- **To do**
Output the data word for word, dropping every image.

- **Records**
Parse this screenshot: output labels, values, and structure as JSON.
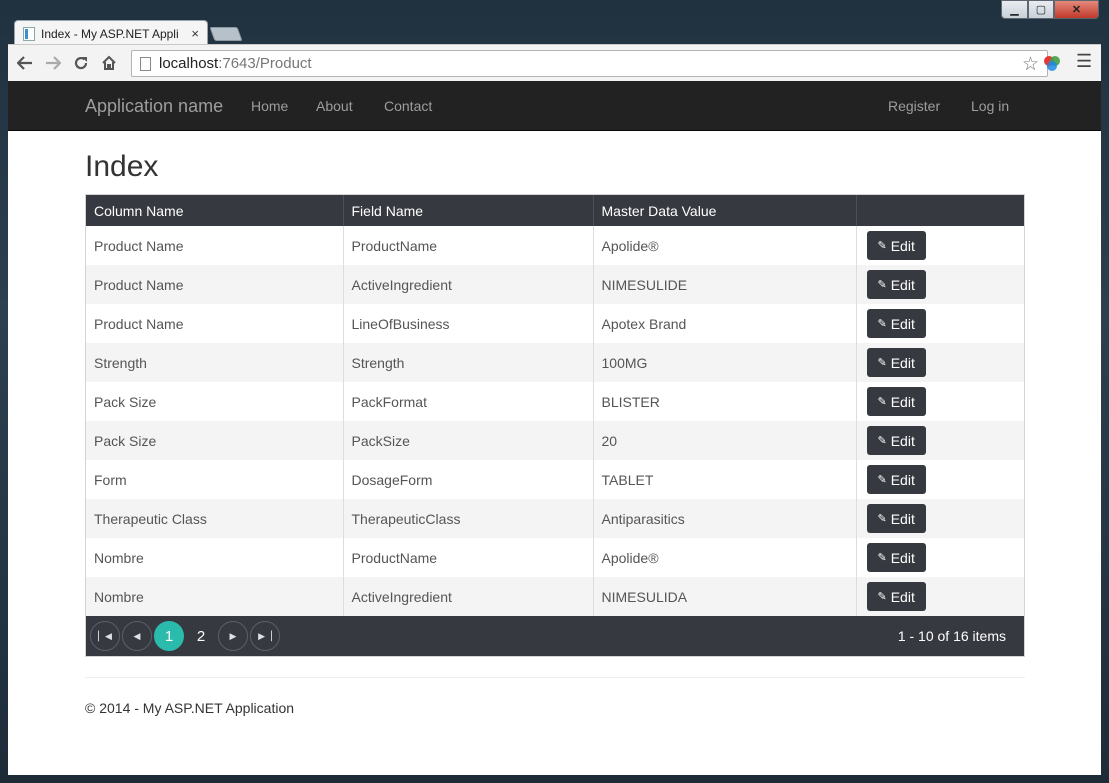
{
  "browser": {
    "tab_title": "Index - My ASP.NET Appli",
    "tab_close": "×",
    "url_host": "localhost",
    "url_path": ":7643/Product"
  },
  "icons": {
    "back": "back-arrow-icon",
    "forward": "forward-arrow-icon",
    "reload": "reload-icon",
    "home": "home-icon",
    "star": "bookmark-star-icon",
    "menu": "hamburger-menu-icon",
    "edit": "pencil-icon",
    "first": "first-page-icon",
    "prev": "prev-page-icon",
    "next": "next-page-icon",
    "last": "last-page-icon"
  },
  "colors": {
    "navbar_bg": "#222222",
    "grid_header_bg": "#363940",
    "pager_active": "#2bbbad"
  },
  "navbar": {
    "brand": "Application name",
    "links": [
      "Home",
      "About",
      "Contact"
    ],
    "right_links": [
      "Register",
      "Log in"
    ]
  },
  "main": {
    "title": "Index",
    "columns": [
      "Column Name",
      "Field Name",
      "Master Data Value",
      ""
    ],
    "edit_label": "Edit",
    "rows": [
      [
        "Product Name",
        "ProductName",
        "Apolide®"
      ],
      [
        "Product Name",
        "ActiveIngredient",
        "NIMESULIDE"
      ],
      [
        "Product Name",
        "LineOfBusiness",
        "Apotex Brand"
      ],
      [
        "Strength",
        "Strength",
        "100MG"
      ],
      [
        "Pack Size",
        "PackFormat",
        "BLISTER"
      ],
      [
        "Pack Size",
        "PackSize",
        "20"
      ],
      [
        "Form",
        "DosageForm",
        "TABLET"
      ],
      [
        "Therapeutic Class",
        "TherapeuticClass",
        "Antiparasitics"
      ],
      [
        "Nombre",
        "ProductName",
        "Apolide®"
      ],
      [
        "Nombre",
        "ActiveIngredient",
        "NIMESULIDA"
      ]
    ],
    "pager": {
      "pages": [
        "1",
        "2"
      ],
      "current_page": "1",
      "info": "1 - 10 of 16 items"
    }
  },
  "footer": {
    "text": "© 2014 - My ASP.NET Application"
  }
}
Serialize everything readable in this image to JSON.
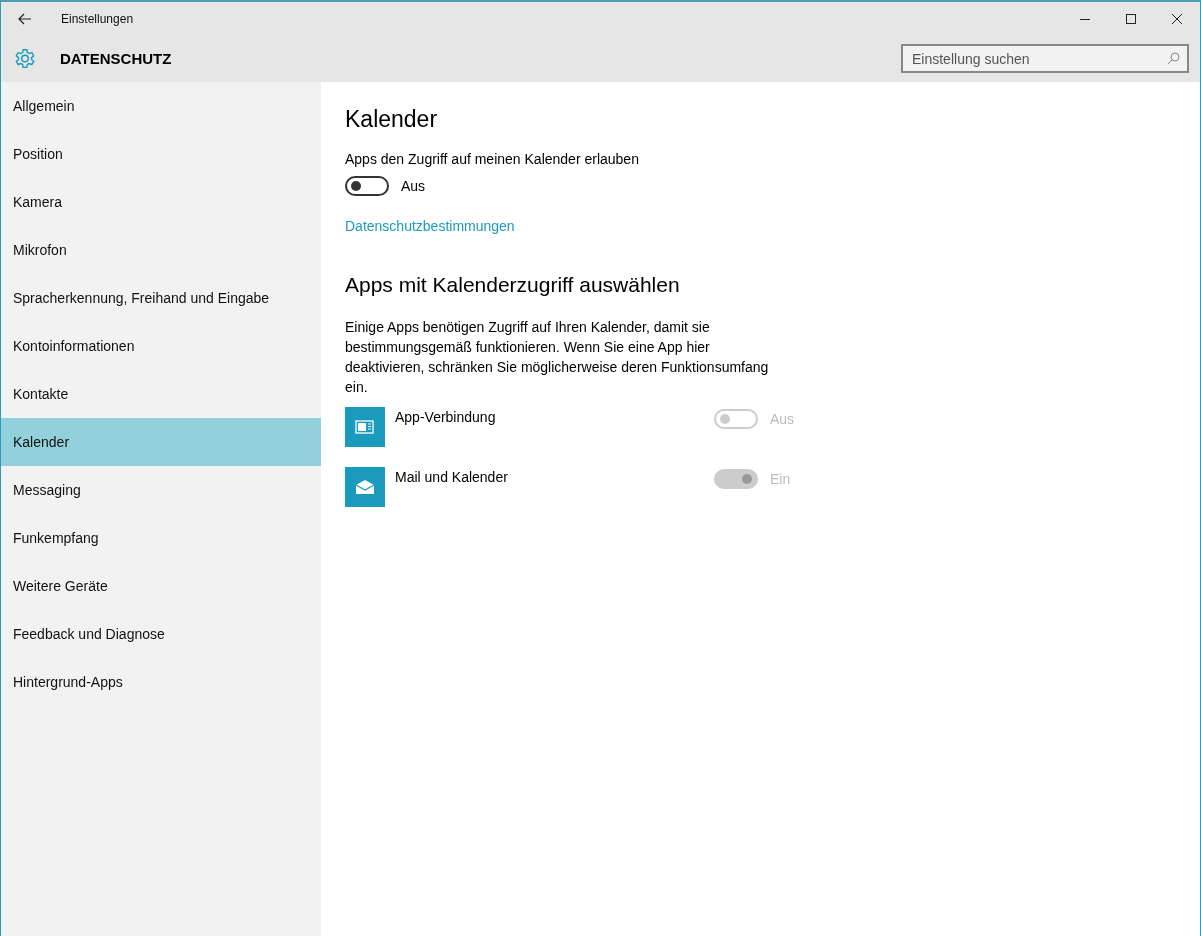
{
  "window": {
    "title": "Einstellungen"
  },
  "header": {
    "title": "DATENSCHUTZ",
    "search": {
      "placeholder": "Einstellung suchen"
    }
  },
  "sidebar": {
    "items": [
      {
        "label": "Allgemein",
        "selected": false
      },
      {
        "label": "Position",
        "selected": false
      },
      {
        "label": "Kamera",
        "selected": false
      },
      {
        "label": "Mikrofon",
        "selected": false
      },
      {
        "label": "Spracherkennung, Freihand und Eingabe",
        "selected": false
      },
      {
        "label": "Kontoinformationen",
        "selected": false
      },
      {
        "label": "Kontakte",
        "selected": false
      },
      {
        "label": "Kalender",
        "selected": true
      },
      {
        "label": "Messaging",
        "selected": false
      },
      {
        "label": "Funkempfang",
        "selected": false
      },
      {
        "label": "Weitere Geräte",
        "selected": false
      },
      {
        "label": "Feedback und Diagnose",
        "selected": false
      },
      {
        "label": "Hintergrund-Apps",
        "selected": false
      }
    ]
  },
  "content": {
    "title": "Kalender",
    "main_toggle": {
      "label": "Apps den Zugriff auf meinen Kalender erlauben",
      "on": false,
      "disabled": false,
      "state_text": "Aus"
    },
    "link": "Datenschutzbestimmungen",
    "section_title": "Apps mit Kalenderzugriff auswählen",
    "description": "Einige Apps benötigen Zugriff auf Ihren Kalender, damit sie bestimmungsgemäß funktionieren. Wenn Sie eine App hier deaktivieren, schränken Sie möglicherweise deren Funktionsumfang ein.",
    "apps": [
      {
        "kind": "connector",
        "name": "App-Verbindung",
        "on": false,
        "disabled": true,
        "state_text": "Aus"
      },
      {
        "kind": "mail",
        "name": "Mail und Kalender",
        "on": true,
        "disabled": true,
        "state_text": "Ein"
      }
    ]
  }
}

- **Expected answer**
Parse this screenshot: output labels, values, and structure as JSON.
{
  "browser": {
    "tab_title": "Index - My ASP.NET Appli",
    "tab_close": "×",
    "url_host": "localhost",
    "url_path": ":7643/Product"
  },
  "icons": {
    "back": "back-arrow-icon",
    "forward": "forward-arrow-icon",
    "reload": "reload-icon",
    "home": "home-icon",
    "star": "bookmark-star-icon",
    "menu": "hamburger-menu-icon",
    "edit": "pencil-icon",
    "first": "first-page-icon",
    "prev": "prev-page-icon",
    "next": "next-page-icon",
    "last": "last-page-icon"
  },
  "colors": {
    "navbar_bg": "#222222",
    "grid_header_bg": "#363940",
    "pager_active": "#2bbbad"
  },
  "navbar": {
    "brand": "Application name",
    "links": [
      "Home",
      "About",
      "Contact"
    ],
    "right_links": [
      "Register",
      "Log in"
    ]
  },
  "main": {
    "title": "Index",
    "columns": [
      "Column Name",
      "Field Name",
      "Master Data Value",
      ""
    ],
    "edit_label": "Edit",
    "rows": [
      [
        "Product Name",
        "ProductName",
        "Apolide®"
      ],
      [
        "Product Name",
        "ActiveIngredient",
        "NIMESULIDE"
      ],
      [
        "Product Name",
        "LineOfBusiness",
        "Apotex Brand"
      ],
      [
        "Strength",
        "Strength",
        "100MG"
      ],
      [
        "Pack Size",
        "PackFormat",
        "BLISTER"
      ],
      [
        "Pack Size",
        "PackSize",
        "20"
      ],
      [
        "Form",
        "DosageForm",
        "TABLET"
      ],
      [
        "Therapeutic Class",
        "TherapeuticClass",
        "Antiparasitics"
      ],
      [
        "Nombre",
        "ProductName",
        "Apolide®"
      ],
      [
        "Nombre",
        "ActiveIngredient",
        "NIMESULIDA"
      ]
    ],
    "pager": {
      "pages": [
        "1",
        "2"
      ],
      "current_page": "1",
      "info": "1 - 10 of 16 items"
    }
  },
  "footer": {
    "text": "© 2014 - My ASP.NET Application"
  }
}
Serialize everything readable in this image to JSON.
{
  "window": {
    "title": "Einstellungen"
  },
  "header": {
    "title": "DATENSCHUTZ",
    "search": {
      "placeholder": "Einstellung suchen"
    }
  },
  "sidebar": {
    "items": [
      {
        "label": "Allgemein",
        "selected": false
      },
      {
        "label": "Position",
        "selected": false
      },
      {
        "label": "Kamera",
        "selected": false
      },
      {
        "label": "Mikrofon",
        "selected": false
      },
      {
        "label": "Spracherkennung, Freihand und Eingabe",
        "selected": false
      },
      {
        "label": "Kontoinformationen",
        "selected": false
      },
      {
        "label": "Kontakte",
        "selected": false
      },
      {
        "label": "Kalender",
        "selected": true
      },
      {
        "label": "Messaging",
        "selected": false
      },
      {
        "label": "Funkempfang",
        "selected": false
      },
      {
        "label": "Weitere Geräte",
        "selected": false
      },
      {
        "label": "Feedback und Diagnose",
        "selected": false
      },
      {
        "label": "Hintergrund-Apps",
        "selected": false
      }
    ]
  },
  "content": {
    "title": "Kalender",
    "main_toggle": {
      "label": "Apps den Zugriff auf meinen Kalender erlauben",
      "on": false,
      "disabled": false,
      "state_text": "Aus"
    },
    "link": "Datenschutzbestimmungen",
    "section_title": "Apps mit Kalenderzugriff auswählen",
    "description": "Einige Apps benötigen Zugriff auf Ihren Kalender, damit sie bestimmungsgemäß funktionieren. Wenn Sie eine App hier deaktivieren, schränken Sie möglicherweise deren Funktionsumfang ein.",
    "apps": [
      {
        "kind": "connector",
        "name": "App-Verbindung",
        "on": false,
        "disabled": true,
        "state_text": "Aus"
      },
      {
        "kind": "mail",
        "name": "Mail und Kalender",
        "on": true,
        "disabled": true,
        "state_text": "Ein"
      }
    ]
  }
}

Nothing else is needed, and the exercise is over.